Reproduce the review of Barry N. Malzberg's story collection below word for word, from its title through its final sentence.

• **SELECTED EXTRACT**
════════════════════

Barry Agonistes

By Alvaro Zinos-AmaroJune 24, 2013

Barry Agonistes

The Very Best of Barry N. Malzberg by Barry Malzberg

REMEMBER THAT OLD joke about the senior citizen driving down the freeway who gets a call from his wife warning him that some maniac is on the news driving the wrong way? In our world, the man responds that there isn’t just one such maniac going the wrong way, but hundreds, and we chuckle. In the universe of Barry Malzberg’s fiction, the joke might go something like this: after several moments of tense dialogue in which the man and woman reflect on their estrangement and lack of sexual compatibility, the driver puts down the phone while his wife is still talking, realizes that reality has somehow parallax-shifted into a world where people are indeed driving the wrong way — everyone except him — and then wonders whether, after years of untenable pressure, he hasn’t simply gone insane. Immediately thereafter he’s killed in a mordantly described head-on collision, and during his final moments of consciousness the narrative fractures into a few elliptical yet cutting ruminations on the existential meaninglessness of modern life. The joke, as this long overdue retrospective collection by Barry N. Malzberg makes painfully clear, is on us. And yet these thirty-two stories from the last four decades are crafted with such intensity, artistry, and originality that we somehow still manage to chuckle when we get to the punch line (or, in some cases, the knockout blow).

════════════════════

• **SOURCE INFORMATION**
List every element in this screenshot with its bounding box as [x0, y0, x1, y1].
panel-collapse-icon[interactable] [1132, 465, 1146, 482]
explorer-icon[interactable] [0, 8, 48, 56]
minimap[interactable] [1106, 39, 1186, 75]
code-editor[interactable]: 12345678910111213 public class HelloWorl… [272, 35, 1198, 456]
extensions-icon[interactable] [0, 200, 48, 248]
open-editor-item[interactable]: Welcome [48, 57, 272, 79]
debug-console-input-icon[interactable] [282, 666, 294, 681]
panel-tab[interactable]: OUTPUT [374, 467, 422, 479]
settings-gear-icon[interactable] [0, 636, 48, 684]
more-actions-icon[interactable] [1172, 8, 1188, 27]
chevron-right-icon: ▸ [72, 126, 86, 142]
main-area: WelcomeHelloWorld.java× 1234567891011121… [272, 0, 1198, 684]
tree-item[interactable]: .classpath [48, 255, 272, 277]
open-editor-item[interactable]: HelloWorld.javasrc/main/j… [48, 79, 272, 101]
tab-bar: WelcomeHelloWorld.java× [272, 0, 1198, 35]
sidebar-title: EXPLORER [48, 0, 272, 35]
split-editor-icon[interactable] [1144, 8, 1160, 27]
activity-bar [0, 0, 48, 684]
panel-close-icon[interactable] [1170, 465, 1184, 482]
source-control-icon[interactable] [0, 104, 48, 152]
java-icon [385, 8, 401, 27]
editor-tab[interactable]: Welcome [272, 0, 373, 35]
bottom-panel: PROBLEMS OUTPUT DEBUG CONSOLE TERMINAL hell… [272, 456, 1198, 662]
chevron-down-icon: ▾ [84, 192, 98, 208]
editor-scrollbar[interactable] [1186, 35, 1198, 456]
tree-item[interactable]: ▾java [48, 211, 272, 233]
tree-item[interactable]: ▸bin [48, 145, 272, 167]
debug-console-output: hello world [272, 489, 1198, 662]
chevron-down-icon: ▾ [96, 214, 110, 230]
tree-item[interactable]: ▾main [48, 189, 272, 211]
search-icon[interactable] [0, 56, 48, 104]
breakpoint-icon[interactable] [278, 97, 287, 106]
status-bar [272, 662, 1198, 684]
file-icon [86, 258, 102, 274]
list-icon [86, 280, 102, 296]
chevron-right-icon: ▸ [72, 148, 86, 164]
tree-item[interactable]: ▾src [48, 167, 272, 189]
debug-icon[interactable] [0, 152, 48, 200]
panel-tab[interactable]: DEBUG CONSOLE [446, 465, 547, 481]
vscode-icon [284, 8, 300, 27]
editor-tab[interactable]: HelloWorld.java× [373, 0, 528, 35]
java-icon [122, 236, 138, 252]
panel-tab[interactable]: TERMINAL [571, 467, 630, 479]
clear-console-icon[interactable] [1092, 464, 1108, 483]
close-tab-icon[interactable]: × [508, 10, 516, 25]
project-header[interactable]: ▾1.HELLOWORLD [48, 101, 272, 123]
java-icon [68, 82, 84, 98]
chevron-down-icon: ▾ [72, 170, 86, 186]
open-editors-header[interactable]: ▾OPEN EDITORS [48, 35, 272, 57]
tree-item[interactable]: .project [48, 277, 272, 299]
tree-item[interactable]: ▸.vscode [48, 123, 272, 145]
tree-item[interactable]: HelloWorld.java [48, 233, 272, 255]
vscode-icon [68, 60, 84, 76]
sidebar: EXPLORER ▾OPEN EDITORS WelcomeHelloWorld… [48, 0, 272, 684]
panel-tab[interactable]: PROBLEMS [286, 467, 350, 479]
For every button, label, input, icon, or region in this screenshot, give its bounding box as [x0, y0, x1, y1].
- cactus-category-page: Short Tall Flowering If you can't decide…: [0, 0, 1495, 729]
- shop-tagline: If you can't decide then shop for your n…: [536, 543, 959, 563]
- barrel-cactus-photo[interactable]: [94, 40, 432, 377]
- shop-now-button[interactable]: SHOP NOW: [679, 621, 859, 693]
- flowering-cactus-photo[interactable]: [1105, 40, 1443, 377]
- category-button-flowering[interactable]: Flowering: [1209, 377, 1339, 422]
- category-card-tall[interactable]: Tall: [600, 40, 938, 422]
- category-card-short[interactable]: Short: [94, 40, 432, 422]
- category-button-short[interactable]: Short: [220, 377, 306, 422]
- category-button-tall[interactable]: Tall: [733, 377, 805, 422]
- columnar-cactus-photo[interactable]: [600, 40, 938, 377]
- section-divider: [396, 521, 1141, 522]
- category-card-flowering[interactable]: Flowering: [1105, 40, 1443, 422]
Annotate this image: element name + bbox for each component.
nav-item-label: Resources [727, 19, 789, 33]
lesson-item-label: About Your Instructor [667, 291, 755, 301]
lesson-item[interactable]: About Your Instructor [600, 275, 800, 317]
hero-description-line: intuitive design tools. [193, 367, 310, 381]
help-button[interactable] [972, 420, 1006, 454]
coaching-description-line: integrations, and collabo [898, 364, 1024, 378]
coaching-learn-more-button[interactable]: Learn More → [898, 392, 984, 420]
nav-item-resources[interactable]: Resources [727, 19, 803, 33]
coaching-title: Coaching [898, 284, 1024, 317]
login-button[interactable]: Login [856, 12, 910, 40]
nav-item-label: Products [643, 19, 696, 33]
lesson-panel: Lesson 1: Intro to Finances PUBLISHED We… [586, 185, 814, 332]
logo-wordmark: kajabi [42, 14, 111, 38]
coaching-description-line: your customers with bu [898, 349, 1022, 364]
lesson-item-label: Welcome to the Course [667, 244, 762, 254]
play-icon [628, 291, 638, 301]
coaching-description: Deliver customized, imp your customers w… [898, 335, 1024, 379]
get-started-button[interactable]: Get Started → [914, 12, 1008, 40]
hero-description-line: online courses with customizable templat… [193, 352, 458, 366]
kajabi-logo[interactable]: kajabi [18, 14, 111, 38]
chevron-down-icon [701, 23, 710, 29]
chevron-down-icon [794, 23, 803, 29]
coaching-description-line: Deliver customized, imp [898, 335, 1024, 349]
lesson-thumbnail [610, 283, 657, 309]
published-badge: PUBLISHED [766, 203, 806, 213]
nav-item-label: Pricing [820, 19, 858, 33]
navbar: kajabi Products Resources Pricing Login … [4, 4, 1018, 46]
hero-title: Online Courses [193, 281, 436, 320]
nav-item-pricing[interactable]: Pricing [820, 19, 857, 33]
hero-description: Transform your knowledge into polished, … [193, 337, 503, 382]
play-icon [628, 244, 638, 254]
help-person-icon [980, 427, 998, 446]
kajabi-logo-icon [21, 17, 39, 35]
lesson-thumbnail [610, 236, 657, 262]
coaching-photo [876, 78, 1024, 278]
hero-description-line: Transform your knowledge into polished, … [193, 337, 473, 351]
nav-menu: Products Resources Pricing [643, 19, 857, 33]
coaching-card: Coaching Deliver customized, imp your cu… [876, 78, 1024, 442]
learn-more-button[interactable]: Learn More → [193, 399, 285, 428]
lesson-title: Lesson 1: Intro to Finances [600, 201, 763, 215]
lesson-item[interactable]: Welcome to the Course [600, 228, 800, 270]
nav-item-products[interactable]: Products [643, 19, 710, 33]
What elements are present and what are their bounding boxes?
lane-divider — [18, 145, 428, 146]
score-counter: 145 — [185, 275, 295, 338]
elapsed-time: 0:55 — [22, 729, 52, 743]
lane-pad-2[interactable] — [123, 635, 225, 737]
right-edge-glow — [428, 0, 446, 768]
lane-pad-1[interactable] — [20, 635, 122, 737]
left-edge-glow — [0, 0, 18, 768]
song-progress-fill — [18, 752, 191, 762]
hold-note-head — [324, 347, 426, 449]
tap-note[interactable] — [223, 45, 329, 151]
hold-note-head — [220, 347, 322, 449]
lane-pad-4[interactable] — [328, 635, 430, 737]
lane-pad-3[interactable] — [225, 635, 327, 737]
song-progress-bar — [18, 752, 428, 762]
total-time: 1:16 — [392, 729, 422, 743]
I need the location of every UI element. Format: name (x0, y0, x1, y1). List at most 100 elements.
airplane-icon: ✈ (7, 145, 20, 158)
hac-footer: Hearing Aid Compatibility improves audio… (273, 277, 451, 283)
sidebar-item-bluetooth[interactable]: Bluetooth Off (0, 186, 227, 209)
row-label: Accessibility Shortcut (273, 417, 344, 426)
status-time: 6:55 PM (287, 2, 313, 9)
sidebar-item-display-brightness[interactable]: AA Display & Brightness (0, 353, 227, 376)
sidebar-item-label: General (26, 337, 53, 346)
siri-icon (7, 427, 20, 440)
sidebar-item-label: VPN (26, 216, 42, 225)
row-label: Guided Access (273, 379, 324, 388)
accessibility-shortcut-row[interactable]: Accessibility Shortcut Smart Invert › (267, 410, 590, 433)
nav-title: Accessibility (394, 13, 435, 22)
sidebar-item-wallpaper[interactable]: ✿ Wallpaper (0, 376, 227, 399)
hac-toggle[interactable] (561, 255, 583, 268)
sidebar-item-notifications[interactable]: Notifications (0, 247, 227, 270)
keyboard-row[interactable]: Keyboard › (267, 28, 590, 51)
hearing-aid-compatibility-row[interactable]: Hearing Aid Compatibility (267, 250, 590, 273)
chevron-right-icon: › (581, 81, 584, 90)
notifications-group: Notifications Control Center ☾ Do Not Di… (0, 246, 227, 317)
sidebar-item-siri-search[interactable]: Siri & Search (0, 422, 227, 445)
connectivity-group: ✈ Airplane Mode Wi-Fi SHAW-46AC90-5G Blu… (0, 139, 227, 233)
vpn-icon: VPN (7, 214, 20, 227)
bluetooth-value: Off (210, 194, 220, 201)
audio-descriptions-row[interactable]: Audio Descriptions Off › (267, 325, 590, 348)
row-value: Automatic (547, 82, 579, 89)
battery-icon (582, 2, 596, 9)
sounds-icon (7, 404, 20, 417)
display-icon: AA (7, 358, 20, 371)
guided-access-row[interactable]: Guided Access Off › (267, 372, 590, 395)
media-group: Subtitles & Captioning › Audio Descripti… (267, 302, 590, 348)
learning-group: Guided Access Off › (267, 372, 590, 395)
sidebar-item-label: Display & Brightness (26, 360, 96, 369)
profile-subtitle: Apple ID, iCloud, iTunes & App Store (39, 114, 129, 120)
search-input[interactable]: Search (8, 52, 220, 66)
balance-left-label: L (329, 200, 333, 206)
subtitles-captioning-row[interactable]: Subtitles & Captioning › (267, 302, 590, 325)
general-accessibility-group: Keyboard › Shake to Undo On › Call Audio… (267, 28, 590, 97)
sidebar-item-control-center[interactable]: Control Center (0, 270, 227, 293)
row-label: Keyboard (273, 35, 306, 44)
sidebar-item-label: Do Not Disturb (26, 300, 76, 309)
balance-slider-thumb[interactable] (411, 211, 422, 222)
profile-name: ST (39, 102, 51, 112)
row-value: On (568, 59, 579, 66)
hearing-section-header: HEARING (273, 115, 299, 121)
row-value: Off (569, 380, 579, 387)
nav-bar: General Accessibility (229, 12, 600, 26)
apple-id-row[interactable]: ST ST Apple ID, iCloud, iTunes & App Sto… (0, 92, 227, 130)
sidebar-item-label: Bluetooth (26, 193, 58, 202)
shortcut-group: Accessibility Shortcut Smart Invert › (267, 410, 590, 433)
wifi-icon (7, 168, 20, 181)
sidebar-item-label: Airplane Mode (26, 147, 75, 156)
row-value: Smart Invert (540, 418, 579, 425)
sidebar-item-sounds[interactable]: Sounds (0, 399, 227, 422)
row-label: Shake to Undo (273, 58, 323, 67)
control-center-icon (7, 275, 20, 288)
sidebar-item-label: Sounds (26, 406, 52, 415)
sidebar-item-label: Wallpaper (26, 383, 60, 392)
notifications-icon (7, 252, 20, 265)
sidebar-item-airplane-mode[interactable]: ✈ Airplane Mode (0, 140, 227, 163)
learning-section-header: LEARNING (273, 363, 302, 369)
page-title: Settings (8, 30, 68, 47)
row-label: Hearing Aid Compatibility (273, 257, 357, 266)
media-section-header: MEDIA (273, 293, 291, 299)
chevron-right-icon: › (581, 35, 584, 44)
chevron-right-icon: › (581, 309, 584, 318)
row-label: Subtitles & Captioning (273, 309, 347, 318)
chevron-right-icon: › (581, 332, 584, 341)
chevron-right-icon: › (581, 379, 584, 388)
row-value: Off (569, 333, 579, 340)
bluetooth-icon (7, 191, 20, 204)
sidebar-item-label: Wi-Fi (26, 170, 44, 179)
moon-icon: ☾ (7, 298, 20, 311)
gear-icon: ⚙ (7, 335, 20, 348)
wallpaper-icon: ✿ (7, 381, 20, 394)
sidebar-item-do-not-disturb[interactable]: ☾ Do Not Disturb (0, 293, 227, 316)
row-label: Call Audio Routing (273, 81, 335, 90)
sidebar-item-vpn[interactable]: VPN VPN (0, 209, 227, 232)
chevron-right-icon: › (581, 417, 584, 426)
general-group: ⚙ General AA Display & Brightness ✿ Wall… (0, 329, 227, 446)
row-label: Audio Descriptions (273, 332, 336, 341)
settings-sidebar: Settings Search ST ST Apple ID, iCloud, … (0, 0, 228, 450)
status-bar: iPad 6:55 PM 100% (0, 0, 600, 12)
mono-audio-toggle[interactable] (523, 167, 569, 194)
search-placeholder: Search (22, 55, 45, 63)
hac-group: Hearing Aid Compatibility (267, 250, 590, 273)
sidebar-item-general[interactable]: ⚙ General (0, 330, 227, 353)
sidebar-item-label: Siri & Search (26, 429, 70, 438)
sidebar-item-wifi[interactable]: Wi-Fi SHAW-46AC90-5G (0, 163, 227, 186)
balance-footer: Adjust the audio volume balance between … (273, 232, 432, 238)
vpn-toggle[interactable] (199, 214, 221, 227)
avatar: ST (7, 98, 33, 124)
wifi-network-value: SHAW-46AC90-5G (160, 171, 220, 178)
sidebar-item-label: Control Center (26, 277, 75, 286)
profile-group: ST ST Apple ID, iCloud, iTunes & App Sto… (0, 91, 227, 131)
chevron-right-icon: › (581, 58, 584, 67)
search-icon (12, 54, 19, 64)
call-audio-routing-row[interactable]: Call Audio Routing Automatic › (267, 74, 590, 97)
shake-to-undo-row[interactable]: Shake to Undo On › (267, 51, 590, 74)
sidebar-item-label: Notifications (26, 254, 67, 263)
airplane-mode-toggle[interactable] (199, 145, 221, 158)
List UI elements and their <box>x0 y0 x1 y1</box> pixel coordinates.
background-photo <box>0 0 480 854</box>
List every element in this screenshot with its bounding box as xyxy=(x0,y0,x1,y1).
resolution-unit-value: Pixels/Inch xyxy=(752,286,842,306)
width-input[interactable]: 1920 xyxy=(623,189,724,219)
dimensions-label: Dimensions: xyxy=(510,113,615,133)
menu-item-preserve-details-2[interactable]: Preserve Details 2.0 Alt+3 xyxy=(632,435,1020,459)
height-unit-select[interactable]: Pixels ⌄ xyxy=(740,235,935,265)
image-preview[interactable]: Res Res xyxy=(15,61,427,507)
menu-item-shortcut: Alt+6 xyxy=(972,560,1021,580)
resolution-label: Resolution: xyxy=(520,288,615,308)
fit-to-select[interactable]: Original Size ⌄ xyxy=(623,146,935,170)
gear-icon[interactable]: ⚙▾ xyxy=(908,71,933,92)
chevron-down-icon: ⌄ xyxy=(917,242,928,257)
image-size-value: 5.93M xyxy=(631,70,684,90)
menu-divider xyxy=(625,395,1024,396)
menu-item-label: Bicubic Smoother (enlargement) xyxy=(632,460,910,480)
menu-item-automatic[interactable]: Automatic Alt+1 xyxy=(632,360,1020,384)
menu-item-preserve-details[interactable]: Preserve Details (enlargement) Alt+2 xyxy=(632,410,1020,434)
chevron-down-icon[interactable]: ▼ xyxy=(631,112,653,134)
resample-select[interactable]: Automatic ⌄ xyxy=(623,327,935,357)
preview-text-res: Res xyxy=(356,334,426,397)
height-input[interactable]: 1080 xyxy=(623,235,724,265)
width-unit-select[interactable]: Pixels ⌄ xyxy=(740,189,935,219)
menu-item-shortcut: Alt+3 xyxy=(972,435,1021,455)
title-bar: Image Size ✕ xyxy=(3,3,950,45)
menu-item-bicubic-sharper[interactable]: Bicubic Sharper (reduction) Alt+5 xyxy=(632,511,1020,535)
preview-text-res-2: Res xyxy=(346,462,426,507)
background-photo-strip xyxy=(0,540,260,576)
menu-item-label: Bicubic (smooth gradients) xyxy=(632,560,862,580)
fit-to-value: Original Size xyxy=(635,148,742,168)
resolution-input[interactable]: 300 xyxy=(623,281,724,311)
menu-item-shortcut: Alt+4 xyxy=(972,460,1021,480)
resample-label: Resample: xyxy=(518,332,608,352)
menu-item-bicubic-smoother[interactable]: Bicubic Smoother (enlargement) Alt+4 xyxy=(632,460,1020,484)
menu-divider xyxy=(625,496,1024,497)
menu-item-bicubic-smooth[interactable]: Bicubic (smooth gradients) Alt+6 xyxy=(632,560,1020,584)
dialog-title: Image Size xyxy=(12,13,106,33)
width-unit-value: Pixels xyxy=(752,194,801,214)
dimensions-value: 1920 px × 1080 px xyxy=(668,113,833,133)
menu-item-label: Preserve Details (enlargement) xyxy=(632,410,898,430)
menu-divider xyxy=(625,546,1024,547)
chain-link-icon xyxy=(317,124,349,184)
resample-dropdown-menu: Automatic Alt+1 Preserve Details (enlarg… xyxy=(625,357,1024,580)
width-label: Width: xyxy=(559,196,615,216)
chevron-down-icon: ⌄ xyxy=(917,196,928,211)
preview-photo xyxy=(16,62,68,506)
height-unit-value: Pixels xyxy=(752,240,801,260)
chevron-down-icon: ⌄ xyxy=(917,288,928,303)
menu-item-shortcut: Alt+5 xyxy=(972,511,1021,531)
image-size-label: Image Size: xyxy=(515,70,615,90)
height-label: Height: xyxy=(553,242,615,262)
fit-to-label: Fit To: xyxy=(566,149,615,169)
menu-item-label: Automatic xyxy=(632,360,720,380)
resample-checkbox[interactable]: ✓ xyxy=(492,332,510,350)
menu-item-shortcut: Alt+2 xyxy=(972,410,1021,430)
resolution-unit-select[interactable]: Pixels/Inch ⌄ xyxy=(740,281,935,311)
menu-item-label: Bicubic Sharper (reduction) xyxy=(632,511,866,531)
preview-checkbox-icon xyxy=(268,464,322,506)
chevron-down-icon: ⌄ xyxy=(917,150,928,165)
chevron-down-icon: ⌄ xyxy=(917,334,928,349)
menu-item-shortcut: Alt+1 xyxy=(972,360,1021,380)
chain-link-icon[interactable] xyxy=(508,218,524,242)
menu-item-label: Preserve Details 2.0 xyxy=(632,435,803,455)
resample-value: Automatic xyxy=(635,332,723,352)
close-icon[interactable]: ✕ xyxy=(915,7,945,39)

════════════════════

• **ANSWER FOR THIS EXERCISE**
Barry Agonistes

By Alvaro Zinos-AmaroJune 24, 2013

Barry Agonistes

The Very Best of Barry N. Malzberg by Barry Malzberg

REMEMBER THAT OLD joke about the senior citizen driving down the freeway who gets a call from his wife warning him that some maniac is on the news driving the wrong way? In our world, the man responds that there isn’t just one such maniac going the wrong way, but hundreds, and we chuckle. In the universe of Barry Malzberg’s fiction, the joke might go something like this: after several moments of tense dialogue in which the man and woman reflect on their estrangement and lack of sexual compatibility, the driver puts down the phone while his wife is still talking, realizes that reality has somehow parallax-shifted into a world where people are indeed driving the wrong way — everyone except him — and then wonders whether, after years of untenable pressure, he hasn’t simply gone insane. Immediately thereafter he’s killed in a mordantly described head-on collision, and during his final moments of consciousness the narrative fractures into a few elliptical yet cutting ruminations on the existential meaninglessness of modern life. The joke, as this long overdue retrospective collection by Barry N. Malzberg makes painfully clear, is on us. And yet these thirty-two stories from the last four decades are crafted with such intensity, artistry, and originality that we somehow still manage to chuckle when we get to the punch line (or, in some cases, the knockout blow).